Dataset entries:
════════════════════

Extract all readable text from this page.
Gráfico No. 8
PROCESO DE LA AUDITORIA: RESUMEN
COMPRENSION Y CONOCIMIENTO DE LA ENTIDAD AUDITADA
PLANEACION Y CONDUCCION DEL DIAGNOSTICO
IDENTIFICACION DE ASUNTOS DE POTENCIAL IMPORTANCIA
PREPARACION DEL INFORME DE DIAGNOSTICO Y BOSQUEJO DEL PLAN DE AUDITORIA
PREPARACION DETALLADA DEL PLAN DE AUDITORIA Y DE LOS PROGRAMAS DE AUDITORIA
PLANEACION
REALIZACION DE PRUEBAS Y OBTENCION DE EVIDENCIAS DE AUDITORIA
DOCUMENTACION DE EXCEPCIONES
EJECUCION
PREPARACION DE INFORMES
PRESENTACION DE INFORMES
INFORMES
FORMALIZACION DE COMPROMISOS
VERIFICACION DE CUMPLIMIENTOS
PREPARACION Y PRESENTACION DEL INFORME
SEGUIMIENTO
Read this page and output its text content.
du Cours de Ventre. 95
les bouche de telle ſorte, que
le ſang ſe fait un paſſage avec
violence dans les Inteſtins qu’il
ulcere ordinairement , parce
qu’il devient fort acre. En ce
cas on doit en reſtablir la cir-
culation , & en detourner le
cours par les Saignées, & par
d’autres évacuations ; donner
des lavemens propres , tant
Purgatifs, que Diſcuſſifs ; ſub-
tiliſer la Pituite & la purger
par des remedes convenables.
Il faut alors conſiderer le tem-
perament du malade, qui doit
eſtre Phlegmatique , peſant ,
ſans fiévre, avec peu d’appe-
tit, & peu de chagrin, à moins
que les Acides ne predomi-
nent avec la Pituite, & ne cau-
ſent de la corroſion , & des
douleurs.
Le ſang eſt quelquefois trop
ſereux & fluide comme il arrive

════════════════════

◆ GIVEN EXERCISE
Repeat the data in its entirety, character for character.

◆ COMPLETE OUTPUT
Extract all readable text from this page.
Gráfico No. 8
PROCESO DE LA AUDITORIA: RESUMEN
COMPRENSION Y CONOCIMIENTO DE LA ENTIDAD AUDITADA
PLANEACION Y CONDUCCION DEL DIAGNOSTICO
IDENTIFICACION DE ASUNTOS DE POTENCIAL IMPORTANCIA
PREPARACION DEL INFORME DE DIAGNOSTICO Y BOSQUEJO DEL PLAN DE AUDITORIA
PREPARACION DETALLADA DEL PLAN DE AUDITORIA Y DE LOS PROGRAMAS DE AUDITORIA
PLANEACION
REALIZACION DE PRUEBAS Y OBTENCION DE EVIDENCIAS DE AUDITORIA
DOCUMENTACION DE EXCEPCIONES
EJECUCION
PREPARACION DE INFORMES
PRESENTACION DE INFORMES
INFORMES
FORMALIZACION DE COMPROMISOS
VERIFICACION DE CUMPLIMIENTOS
PREPARACION Y PRESENTACION DEL INFORME
SEGUIMIENTO
Read this page and output its text content.
du Cours de Ventre. 95
les bouche de telle ſorte, que
le ſang ſe fait un paſſage avec
violence dans les Inteſtins qu’il
ulcere ordinairement , parce
qu’il devient fort acre. En ce
cas on doit en reſtablir la cir-
culation , & en detourner le
cours par les Saignées, & par
d’autres évacuations ; donner
des lavemens propres , tant
Purgatifs, que Diſcuſſifs ; ſub-
tiliſer la Pituite & la purger
par des remedes convenables.
Il faut alors conſiderer le tem-
perament du malade, qui doit
eſtre Phlegmatique , peſant ,
ſans fiévre, avec peu d’appe-
tit, & peu de chagrin, à moins
que les Acides ne predomi-
nent avec la Pituite, & ne cau-
ſent de la corroſion , & des
douleurs.
Le ſang eſt quelquefois trop
ſereux & fluide comme il arrive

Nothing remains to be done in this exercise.